◆ **The request**
Copy the data below exactly, omitting any picture it contains.
---------- Excerpted records ----------
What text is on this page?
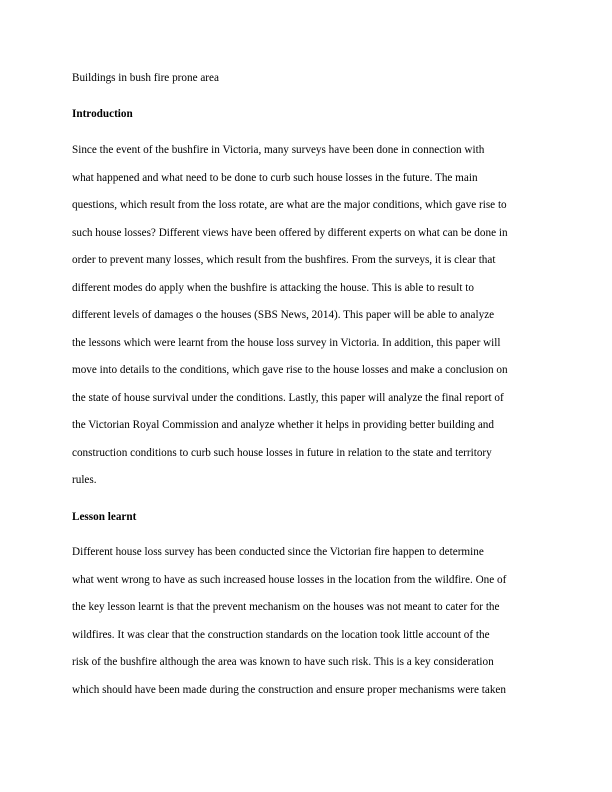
Buildings in bush fire prone area

Introduction

Since the event of the bushfire in Victoria, many surveys have been done in connection with
what happened and what need to be done to curb such house losses in the future. The main
questions, which result from the loss rotate, are what are the major conditions, which gave rise to
such house losses? Different views have been offered by different experts on what can be done in
order to prevent many losses, which result from the bushfires. From the surveys, it is clear that
different modes do apply when the bushfire is attacking the house. This is able to result to
different levels of damages o the houses (SBS News, 2014). This paper will be able to analyze
the lessons which were learnt from the house loss survey in Victoria. In addition, this paper will
move into details to the conditions, which gave rise to the house losses and make a conclusion on
the state of house survival under the conditions. Lastly, this paper will analyze the final report of
the Victorian Royal Commission and analyze whether it helps in providing better building and
construction conditions to curb such house losses in future in relation to the state and territory
rules.

Lesson learnt

Different house loss survey has been conducted since the Victorian fire happen to determine
what went wrong to have as such increased house losses in the location from the wildfire. One of
the key lesson learnt is that the prevent mechanism on the houses was not meant to cater for the
wildfires. It was clear that the construction standards on the location took little account of the
risk of the bushfire although the area was known to have such risk. This is a key consideration
which should have been made during the construction and ensure proper mechanisms were taken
----------
◆ **Result for this exercise**
What text is on this page?
Buildings in bush fire prone area

Introduction

Since the event of the bushfire in Victoria, many surveys have been done in connection with
what happened and what need to be done to curb such house losses in the future. The main
questions, which result from the loss rotate, are what are the major conditions, which gave rise to
such house losses? Different views have been offered by different experts on what can be done in
order to prevent many losses, which result from the bushfires. From the surveys, it is clear that
different modes do apply when the bushfire is attacking the house. This is able to result to
different levels of damages o the houses (SBS News, 2014). This paper will be able to analyze
the lessons which were learnt from the house loss survey in Victoria. In addition, this paper will
move into details to the conditions, which gave rise to the house losses and make a conclusion on
the state of house survival under the conditions. Lastly, this paper will analyze the final report of
the Victorian Royal Commission and analyze whether it helps in providing better building and
construction conditions to curb such house losses in future in relation to the state and territory
rules.

Lesson learnt

Different house loss survey has been conducted since the Victorian fire happen to determine
what went wrong to have as such increased house losses in the location from the wildfire. One of
the key lesson learnt is that the prevent mechanism on the houses was not meant to cater for the
wildfires. It was clear that the construction standards on the location took little account of the
risk of the bushfire although the area was known to have such risk. This is a key consideration
which should have been made during the construction and ensure proper mechanisms were taken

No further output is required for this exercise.